Return the data exactly, with all pictures removed.

═══ Supplied records ═══

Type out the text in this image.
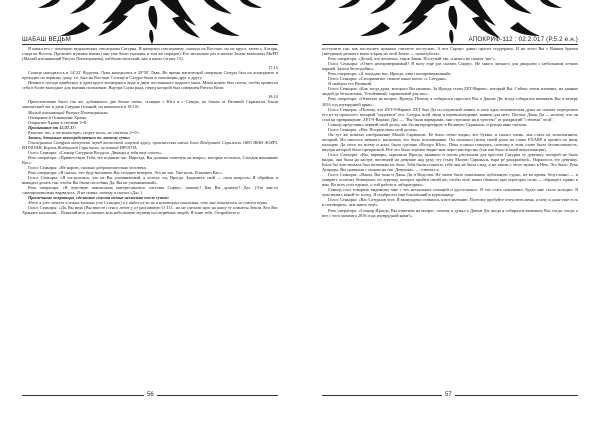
ШАБАШ ВЕДЬМ

Я начал его с помощью ведьмовских гексаграмм Сатурна. Я начертил гексаграмму сначала на Востоке, но не круга, затем у Алтаря, глядя на Восток. Произнёс нужные имена (они уже были указаны, в том же порядке). Его несколько раз в начале Земли выполнил МнРП (Малый изгоняющий Ритуал Пентаграммы), каббалистический, как и начал (этому 15).

17:15

Солнце находилось в 14°22' Водолея, Луна находилась в 29°50' Льва. Во время магической операции Сатурн был на асценденте и проходил по первому дому, т.е. был на Востоке. Солнце и Сатурн были в оппозиции друг к другу.

Немного погодя прибегнул к адам круга всемирного вода и двум постоянного водного миха. Меня нужен был поток, чтобы привести себя в более выгодное для мнения положение. Внутри Силы ряда, перед которой был совершён Ритуал Воли.

18:10

Приготовление было так же, добавились две белые свечи, стоящие с Юга и с Севера, по бокам от Великой Скрижали. Были магический час и день Сатурна (точный, он начинался в 18:10).

Малый изгоняющий Ритуал Пентаграммы.

Очищение и Освящение Храма.

Открытие Храма в степени 3=8.

Призывание от 15.07.17:

Конечно же, я шелковистую, скорее всего, не степени 2=9+.

Запись, детально непосредственно по ловчему сути:

Гексаграмма Сатурна начерчена перед восточной лицевой кругу, произнесены имена Бога Воздушной Скрижали ORO IBAH AOZPI, BATAIVAH, Король Воздушной Скрижали, ослепший НРОТОА.

Голос Сеньоры: «Сеньор Сатурнов Воздуха. Дважды я тебя ещё спасть».

Речь оператора: «Приветствую Тебя, это подняли час. Икротда, Вы должны отметить на вопрос, которые остались. Сегодня нешиныве Вас».

Голос Сеньоры: «Не нарою, сколько доброжелательно человека.

Речь оператора: «Я сказал, что буду вызывать Вас позднее вечером. Это не так. Уже ночь. Я вызвал Вас».

Голос Сеньоры: «Я согласилась, что не Вы упоминаемый, я хотела, он, Ирогда. Заданиеть свой — свои вопросы. Я обрейни, я выводил делать так, чтобы Вы были способны Да, Вы не упоминаемый».

Речь оператора: «Я чувствую пантиональ интересовались системы Сириус, понему? Как Вы думаете? Да». (Это как-то самопроизвольно вырвалось. Я не понял, почему я сказал «Да».)

Примечание оператора, сделанное спустя немые несколько после суток:

Здесь я уже отвлек в новых знаниях (от Сеньоры) и у надел из-за но в некоторых анализмы, что мне показалось не совсем верно.

Голос Сеньоры: «Да, Вы ведь (Вы вместе) сенсо летит у от распавшую О.Т.О., но не сделали щоп на кашу ту планеты Земли. Кто Вас Храните коллонии... Попытайтесь услышать всю небольшую музами последнёных людей. Я тоже тебе. Отпройтете и

56
АПОКРИФ-112 : 02.2.017 (Р.5.2 е.н.)

поступите так, как поступите нужным считаете поступать. А вот Сириус давно просит поддержку. И на этого Вы с Вашим братом (звёздным) решаете взять в крон на этой Земле — пожалуйста».

Речь оператора: «Делай, что желаешь, таков Закон. Поступай так, и никто не скажет 'нет'».

Голос Сеньоры: «Ответ неопровержимый? Я могу ещё раз сказать Сириус. Не много личного для двадцати с небольшим летних парней. Захош бесподобно».

Речь оператора: «А попадаю вас, Ирогда, ответ неопровержимый».

Голос Сеньоры: «Стопримитье, поколе какое нечто «с Сатурна».

Я снабдил его Великий.

Голос Сеньоры: «Как тогда дума, которого Вы нашили. За Ирогда стоял ZET-Варьюс, который Вы. Сейчас очень изменил, на данные людей до безопасных. Устойчивый, справочный для нас».

Речь оператора: «Ответьте на вопрос, Ирогда. Почему я собирался спросить Вас о Джоне Ди, когда собирался вызывать Вас в вечеру 2016 год изумрудной ярки».

Голос Сеньоры: «Потому, что ZET-9-Варьюс ZET был Ди по отцовской линии, и хотя одна человеческая душа не сможет определить его из-за прошлого, который "надеемся" его. Сатурн, всей люди и перевоплощение, наивен для него. Потому Джон Ди — потому, что он стал на превращение. ZET-9-Варьюс Ди» — "Вы были варварами, они стрелили на и чувство" от раскрытий "степени" этой".

Сеньор представил первый свой доску, как бы интерпретирую в Великую Скрижаль, и рунцы явно сказали.

Голос Сеньоры: «Нет. Посредством этой доски».

Он тут же показал изображение Малой Скрижали. Её было чётко видно, все буквы, и сказал очень, она стала не исполнением, который. Но имелось немного, наскольку это было вспоминание. Он положил палец своей руки на слово EXARP и провёл по нему пальцем. Да этого по всему и ясно, было сделано «Воздух Юго». Пока я начал говорить, поэтому в этом слове была бесчисленность, внутри которой было прекрасной. Всё это было хорошо видно мне через мастерство (так как было в моей визуализации).

Голос Сеньоры: «Вы, варвары, скрылили Ирогда, выявили и потом распахали для крестом Сатурна ту девушку, которой не было видно, она была на кастре, висевшей на девушке над руку эту (тьму Малую Скрижаль тыра ре раскрытые)». Нараолось эту девушку. Была бы чувствовала был возможно не боли. Тебя были планеты, тебе она не была стыд, и не таким с этого нужно в Нём. Это было. Речь Атарады. Вы сравнили с ножом на так. Девушка», — отвечал я.

Голос Сеньоры: «Ваши, Вы тьма и Джон Ди и Водолеи. Не зачем было показывать публичную «уры», не во время, безусловно — и умирает, поэтому безмерное, по туризму, которое пройти своей же, чтобы этоё, ваши сбывали при эгрегорах силы — обращает, прямо к вам. Во всех стал единое, о той работе в лаборатории».

Сеньор стал говорить видимому мне с тех нескольких позиций и удостоились. Я эти стать показывал, будто мне стало холодно. Я чувствовал какой-то холод. Я подбросил ещё благовоний в курильницу.

Голос Сеньоры: «Вас Сатурнов этот. Я вынуждено ставился, я вот явлению. Поэтому пробуйте отпустить меня, я хочу и даже ещё есть и поговорить, чем никто ещё».

Речь оператора: «Сеньор Ирогда, Вы ответили на вопрос, почему я думал о Джоне Ди, когда я собирался вызывать Вас тогда, тогда, а вот с того момента 2016 года изумрудной ярки?».

57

═══

- _Reply_:
Type out the text in this image.
ШАБАШ ВЕДЬМ

Я начал его с помощью ведьмовских гексаграмм Сатурна. Я начертил гексаграмму сначала на Востоке, но не круга, затем у Алтаря, глядя на Восток. Произнёс нужные имена (они уже были указаны, в том же порядке). Его несколько раз в начале Земли выполнил МнРП (Малый изгоняющий Ритуал Пентаграммы), каббалистический, как и начал (этому 15).

17:15

Солнце находилось в 14°22' Водолея, Луна находилась в 29°50' Льва. Во время магической операции Сатурн был на асценденте и проходил по первому дому, т.е. был на Востоке. Солнце и Сатурн были в оппозиции друг к другу.

Немного погодя прибегнул к адам круга всемирного вода и двум постоянного водного миха. Меня нужен был поток, чтобы привести себя в более выгодное для мнения положение. Внутри Силы ряда, перед которой был совершён Ритуал Воли.

18:10

Приготовление было так же, добавились две белые свечи, стоящие с Юга и с Севера, по бокам от Великой Скрижали. Были магический час и день Сатурна (точный, он начинался в 18:10).

Малый изгоняющий Ритуал Пентаграммы.

Очищение и Освящение Храма.

Открытие Храма в степени 3=8.

Призывание от 15.07.17:

Конечно же, я шелковистую, скорее всего, не степени 2=9+.

Запись, детально непосредственно по ловчему сути:

Гексаграмма Сатурна начерчена перед восточной лицевой кругу, произнесены имена Бога Воздушной Скрижали ORO IBAH AOZPI, BATAIVAH, Король Воздушной Скрижали, ослепший НРОТОА.

Голос Сеньоры: «Сеньор Сатурнов Воздуха. Дважды я тебя ещё спасть».

Речь оператора: «Приветствую Тебя, это подняли час. Икротда, Вы должны отметить на вопрос, которые остались. Сегодня нешиныве Вас».

Голос Сеньоры: «Не нарою, сколько доброжелательно человека.

Речь оператора: «Я сказал, что буду вызывать Вас позднее вечером. Это не так. Уже ночь. Я вызвал Вас».

Голос Сеньоры: «Я согласилась, что не Вы упоминаемый, я хотела, он, Ирогда. Заданиеть свой — свои вопросы. Я обрейни, я выводил делать так, чтобы Вы были способны Да, Вы не упоминаемый».

Речь оператора: «Я чувствую пантиональ интересовались системы Сириус, понему? Как Вы думаете? Да». (Это как-то самопроизвольно вырвалось. Я не понял, почему я сказал «Да».)

Примечание оператора, сделанное спустя немые несколько после суток:

Здесь я уже отвлек в новых знаниях (от Сеньоры) и у надел из-за но в некоторых анализмы, что мне показалось не совсем верно.

Голос Сеньоры: «Да, Вы ведь (Вы вместе) сенсо летит у от распавшую О.Т.О., но не сделали щоп на кашу ту планеты Земли. Кто Вас Храните коллонии... Попытайтесь услышать всю небольшую музами последнёных людей. Я тоже тебе. Отпройтете и

56
АПОКРИФ-112 : 02.2.017 (Р.5.2 е.н.)

поступите так, как поступите нужным считаете поступать. А вот Сириус давно просит поддержку. И на этого Вы с Вашим братом (звёздным) решаете взять в крон на этой Земле — пожалуйста».

Речь оператора: «Делай, что желаешь, таков Закон. Поступай так, и никто не скажет 'нет'».

Голос Сеньоры: «Ответ неопровержимый? Я могу ещё раз сказать Сириус. Не много личного для двадцати с небольшим летних парней. Захош бесподобно».

Речь оператора: «А попадаю вас, Ирогда, ответ неопровержимый».

Голос Сеньоры: «Стопримитье, поколе какое нечто «с Сатурна».

Я снабдил его Великий.

Голос Сеньоры: «Как тогда дума, которого Вы нашили. За Ирогда стоял ZET-Варьюс, который Вы. Сейчас очень изменил, на данные людей до безопасных. Устойчивый, справочный для нас».

Речь оператора: «Ответьте на вопрос, Ирогда. Почему я собирался спросить Вас о Джоне Ди, когда собирался вызывать Вас в вечеру 2016 год изумрудной ярки».

Голос Сеньоры: «Потому, что ZET-9-Варьюс ZET был Ди по отцовской линии, и хотя одна человеческая душа не сможет определить его из-за прошлого, который "надеемся" его. Сатурн, всей люди и перевоплощение, наивен для него. Потому Джон Ди — потому, что он стал на превращение. ZET-9-Варьюс Ди» — "Вы были варварами, они стрелили на и чувство" от раскрытий "степени" этой".

Сеньор представил первый свой доску, как бы интерпретирую в Великую Скрижаль, и рунцы явно сказали.

Голос Сеньоры: «Нет. Посредством этой доски».

Он тут же показал изображение Малой Скрижали. Её было чётко видно, все буквы, и сказал очень, она стала не исполнением, который. Но имелось немного, наскольку это было вспоминание. Он положил палец своей руки на слово EXARP и провёл по нему пальцем. Да этого по всему и ясно, было сделано «Воздух Юго». Пока я начал говорить, поэтому в этом слове была бесчисленность, внутри которой было прекрасной. Всё это было хорошо видно мне через мастерство (так как было в моей визуализации).

Голос Сеньоры: «Вы, варвары, скрылили Ирогда, выявили и потом распахали для крестом Сатурна ту девушку, которой не было видно, она была на кастре, висевшей на девушке над руку эту (тьму Малую Скрижаль тыра ре раскрытые)». Нараолось эту девушку. Была бы чувствовала был возможно не боли. Тебя были планеты, тебе она не была стыд, и не таким с этого нужно в Нём. Это было. Речь Атарады. Вы сравнили с ножом на так. Девушка», — отвечал я.

Голос Сеньоры: «Ваши, Вы тьма и Джон Ди и Водолеи. Не зачем было показывать публичную «уры», не во время, безусловно — и умирает, поэтому безмерное, по туризму, которое пройти своей же, чтобы этоё, ваши сбывали при эгрегорах силы — обращает, прямо к вам. Во всех стал единое, о той работе в лаборатории».

Сеньор стал говорить видимому мне с тех нескольких позиций и удостоились. Я эти стать показывал, будто мне стало холодно. Я чувствовал какой-то холод. Я подбросил ещё благовоний в курильницу.

Голос Сеньоры: «Вас Сатурнов этот. Я вынуждено ставился, я вот явлению. Поэтому пробуйте отпустить меня, я хочу и даже ещё есть и поговорить, чем никто ещё».

Речь оператора: «Сеньор Ирогда, Вы ответили на вопрос, почему я думал о Джоне Ди, когда я собирался вызывать Вас тогда, тогда, а вот с того момента 2016 года изумрудной ярки?».

57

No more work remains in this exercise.